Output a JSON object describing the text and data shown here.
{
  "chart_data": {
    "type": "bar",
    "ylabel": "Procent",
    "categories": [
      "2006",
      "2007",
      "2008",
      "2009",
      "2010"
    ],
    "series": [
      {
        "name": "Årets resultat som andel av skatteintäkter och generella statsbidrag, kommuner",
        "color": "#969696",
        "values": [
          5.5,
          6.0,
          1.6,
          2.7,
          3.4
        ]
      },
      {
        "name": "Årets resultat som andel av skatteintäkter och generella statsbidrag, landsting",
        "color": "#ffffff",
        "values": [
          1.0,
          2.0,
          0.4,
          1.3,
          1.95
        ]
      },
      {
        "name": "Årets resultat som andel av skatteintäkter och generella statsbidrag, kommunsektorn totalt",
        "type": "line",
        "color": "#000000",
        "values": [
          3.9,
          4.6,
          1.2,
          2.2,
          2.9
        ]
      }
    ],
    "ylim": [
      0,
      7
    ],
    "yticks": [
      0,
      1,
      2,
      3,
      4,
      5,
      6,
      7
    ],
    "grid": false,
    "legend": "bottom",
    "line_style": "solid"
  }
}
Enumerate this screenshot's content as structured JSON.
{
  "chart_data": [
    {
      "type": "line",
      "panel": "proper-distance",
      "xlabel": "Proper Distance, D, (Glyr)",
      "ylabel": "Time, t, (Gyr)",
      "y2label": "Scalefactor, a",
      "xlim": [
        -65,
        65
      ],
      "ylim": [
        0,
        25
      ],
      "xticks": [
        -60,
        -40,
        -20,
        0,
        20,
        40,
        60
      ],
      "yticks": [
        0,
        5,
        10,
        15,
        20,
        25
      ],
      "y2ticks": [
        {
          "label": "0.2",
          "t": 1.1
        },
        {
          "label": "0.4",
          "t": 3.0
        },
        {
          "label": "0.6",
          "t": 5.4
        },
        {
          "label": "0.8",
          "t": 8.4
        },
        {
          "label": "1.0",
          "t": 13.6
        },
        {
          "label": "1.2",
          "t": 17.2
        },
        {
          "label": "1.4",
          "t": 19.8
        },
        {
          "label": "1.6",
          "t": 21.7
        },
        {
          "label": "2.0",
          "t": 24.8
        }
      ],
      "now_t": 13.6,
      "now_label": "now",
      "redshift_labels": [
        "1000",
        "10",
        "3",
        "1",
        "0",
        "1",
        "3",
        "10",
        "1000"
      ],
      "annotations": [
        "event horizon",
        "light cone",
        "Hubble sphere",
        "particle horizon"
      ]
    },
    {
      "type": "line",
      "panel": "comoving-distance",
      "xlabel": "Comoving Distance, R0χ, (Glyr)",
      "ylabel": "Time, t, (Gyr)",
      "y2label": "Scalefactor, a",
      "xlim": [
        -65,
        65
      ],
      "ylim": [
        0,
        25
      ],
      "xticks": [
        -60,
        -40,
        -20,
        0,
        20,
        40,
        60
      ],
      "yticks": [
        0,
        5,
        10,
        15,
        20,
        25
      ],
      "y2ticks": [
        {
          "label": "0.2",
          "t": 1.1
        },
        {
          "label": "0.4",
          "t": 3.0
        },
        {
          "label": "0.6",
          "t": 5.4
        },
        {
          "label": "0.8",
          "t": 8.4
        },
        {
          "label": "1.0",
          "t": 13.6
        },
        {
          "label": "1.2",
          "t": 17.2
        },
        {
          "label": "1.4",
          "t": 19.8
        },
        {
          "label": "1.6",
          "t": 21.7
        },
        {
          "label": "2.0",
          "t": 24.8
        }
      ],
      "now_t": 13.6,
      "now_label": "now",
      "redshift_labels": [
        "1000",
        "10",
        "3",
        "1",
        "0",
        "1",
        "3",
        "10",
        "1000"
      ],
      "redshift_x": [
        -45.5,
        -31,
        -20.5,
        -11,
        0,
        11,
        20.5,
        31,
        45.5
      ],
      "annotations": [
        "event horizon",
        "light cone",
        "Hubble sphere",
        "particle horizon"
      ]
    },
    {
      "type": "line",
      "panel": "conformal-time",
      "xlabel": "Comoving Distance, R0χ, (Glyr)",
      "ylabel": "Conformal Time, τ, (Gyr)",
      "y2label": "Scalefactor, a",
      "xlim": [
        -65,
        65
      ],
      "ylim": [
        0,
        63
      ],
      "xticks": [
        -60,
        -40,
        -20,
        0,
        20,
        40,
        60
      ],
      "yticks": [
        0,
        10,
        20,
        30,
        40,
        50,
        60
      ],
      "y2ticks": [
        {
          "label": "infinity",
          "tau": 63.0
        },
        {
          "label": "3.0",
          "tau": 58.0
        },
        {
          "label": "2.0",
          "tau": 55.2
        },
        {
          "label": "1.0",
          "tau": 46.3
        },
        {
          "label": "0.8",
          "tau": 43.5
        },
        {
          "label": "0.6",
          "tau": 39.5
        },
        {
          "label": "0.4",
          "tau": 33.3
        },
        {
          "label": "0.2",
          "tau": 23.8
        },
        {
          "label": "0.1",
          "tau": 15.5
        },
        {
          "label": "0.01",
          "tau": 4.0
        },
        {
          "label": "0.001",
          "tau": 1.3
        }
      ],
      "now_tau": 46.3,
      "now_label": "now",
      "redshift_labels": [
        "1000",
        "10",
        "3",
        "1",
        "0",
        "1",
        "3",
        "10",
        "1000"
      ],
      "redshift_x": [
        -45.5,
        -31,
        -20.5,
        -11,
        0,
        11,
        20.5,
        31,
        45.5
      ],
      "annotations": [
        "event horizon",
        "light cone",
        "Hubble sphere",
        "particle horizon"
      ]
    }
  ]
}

★ ★ ★ ★ ★

Given request
Reproduce the records in full, exactly as written.

Task solution
Output a JSON object describing the text and data shown here.
{
  "chart_data": {
    "type": "bar",
    "ylabel": "Procent",
    "categories": [
      "2006",
      "2007",
      "2008",
      "2009",
      "2010"
    ],
    "series": [
      {
        "name": "Årets resultat som andel av skatteintäkter och generella statsbidrag, kommuner",
        "color": "#969696",
        "values": [
          5.5,
          6.0,
          1.6,
          2.7,
          3.4
        ]
      },
      {
        "name": "Årets resultat som andel av skatteintäkter och generella statsbidrag, landsting",
        "color": "#ffffff",
        "values": [
          1.0,
          2.0,
          0.4,
          1.3,
          1.95
        ]
      },
      {
        "name": "Årets resultat som andel av skatteintäkter och generella statsbidrag, kommunsektorn totalt",
        "type": "line",
        "color": "#000000",
        "values": [
          3.9,
          4.6,
          1.2,
          2.2,
          2.9
        ]
      }
    ],
    "ylim": [
      0,
      7
    ],
    "yticks": [
      0,
      1,
      2,
      3,
      4,
      5,
      6,
      7
    ],
    "grid": false,
    "legend": "bottom",
    "line_style": "solid"
  }
}
Enumerate this screenshot's content as structured JSON.
{
  "chart_data": [
    {
      "type": "line",
      "panel": "proper-distance",
      "xlabel": "Proper Distance, D, (Glyr)",
      "ylabel": "Time, t, (Gyr)",
      "y2label": "Scalefactor, a",
      "xlim": [
        -65,
        65
      ],
      "ylim": [
        0,
        25
      ],
      "xticks": [
        -60,
        -40,
        -20,
        0,
        20,
        40,
        60
      ],
      "yticks": [
        0,
        5,
        10,
        15,
        20,
        25
      ],
      "y2ticks": [
        {
          "label": "0.2",
          "t": 1.1
        },
        {
          "label": "0.4",
          "t": 3.0
        },
        {
          "label": "0.6",
          "t": 5.4
        },
        {
          "label": "0.8",
          "t": 8.4
        },
        {
          "label": "1.0",
          "t": 13.6
        },
        {
          "label": "1.2",
          "t": 17.2
        },
        {
          "label": "1.4",
          "t": 19.8
        },
        {
          "label": "1.6",
          "t": 21.7
        },
        {
          "label": "2.0",
          "t": 24.8
        }
      ],
      "now_t": 13.6,
      "now_label": "now",
      "redshift_labels": [
        "1000",
        "10",
        "3",
        "1",
        "0",
        "1",
        "3",
        "10",
        "1000"
      ],
      "annotations": [
        "event horizon",
        "light cone",
        "Hubble sphere",
        "particle horizon"
      ]
    },
    {
      "type": "line",
      "panel": "comoving-distance",
      "xlabel": "Comoving Distance, R0χ, (Glyr)",
      "ylabel": "Time, t, (Gyr)",
      "y2label": "Scalefactor, a",
      "xlim": [
        -65,
        65
      ],
      "ylim": [
        0,
        25
      ],
      "xticks": [
        -60,
        -40,
        -20,
        0,
        20,
        40,
        60
      ],
      "yticks": [
        0,
        5,
        10,
        15,
        20,
        25
      ],
      "y2ticks": [
        {
          "label": "0.2",
          "t": 1.1
        },
        {
          "label": "0.4",
          "t": 3.0
        },
        {
          "label": "0.6",
          "t": 5.4
        },
        {
          "label": "0.8",
          "t": 8.4
        },
        {
          "label": "1.0",
          "t": 13.6
        },
        {
          "label": "1.2",
          "t": 17.2
        },
        {
          "label": "1.4",
          "t": 19.8
        },
        {
          "label": "1.6",
          "t": 21.7
        },
        {
          "label": "2.0",
          "t": 24.8
        }
      ],
      "now_t": 13.6,
      "now_label": "now",
      "redshift_labels": [
        "1000",
        "10",
        "3",
        "1",
        "0",
        "1",
        "3",
        "10",
        "1000"
      ],
      "redshift_x": [
        -45.5,
        -31,
        -20.5,
        -11,
        0,
        11,
        20.5,
        31,
        45.5
      ],
      "annotations": [
        "event horizon",
        "light cone",
        "Hubble sphere",
        "particle horizon"
      ]
    },
    {
      "type": "line",
      "panel": "conformal-time",
      "xlabel": "Comoving Distance, R0χ, (Glyr)",
      "ylabel": "Conformal Time, τ, (Gyr)",
      "y2label": "Scalefactor, a",
      "xlim": [
        -65,
        65
      ],
      "ylim": [
        0,
        63
      ],
      "xticks": [
        -60,
        -40,
        -20,
        0,
        20,
        40,
        60
      ],
      "yticks": [
        0,
        10,
        20,
        30,
        40,
        50,
        60
      ],
      "y2ticks": [
        {
          "label": "infinity",
          "tau": 63.0
        },
        {
          "label": "3.0",
          "tau": 58.0
        },
        {
          "label": "2.0",
          "tau": 55.2
        },
        {
          "label": "1.0",
          "tau": 46.3
        },
        {
          "label": "0.8",
          "tau": 43.5
        },
        {
          "label": "0.6",
          "tau": 39.5
        },
        {
          "label": "0.4",
          "tau": 33.3
        },
        {
          "label": "0.2",
          "tau": 23.8
        },
        {
          "label": "0.1",
          "tau": 15.5
        },
        {
          "label": "0.01",
          "tau": 4.0
        },
        {
          "label": "0.001",
          "tau": 1.3
        }
      ],
      "now_tau": 46.3,
      "now_label": "now",
      "redshift_labels": [
        "1000",
        "10",
        "3",
        "1",
        "0",
        "1",
        "3",
        "10",
        "1000"
      ],
      "redshift_x": [
        -45.5,
        -31,
        -20.5,
        -11,
        0,
        11,
        20.5,
        31,
        45.5
      ],
      "annotations": [
        "event horizon",
        "light cone",
        "Hubble sphere",
        "particle horizon"
      ]
    }
  ]
}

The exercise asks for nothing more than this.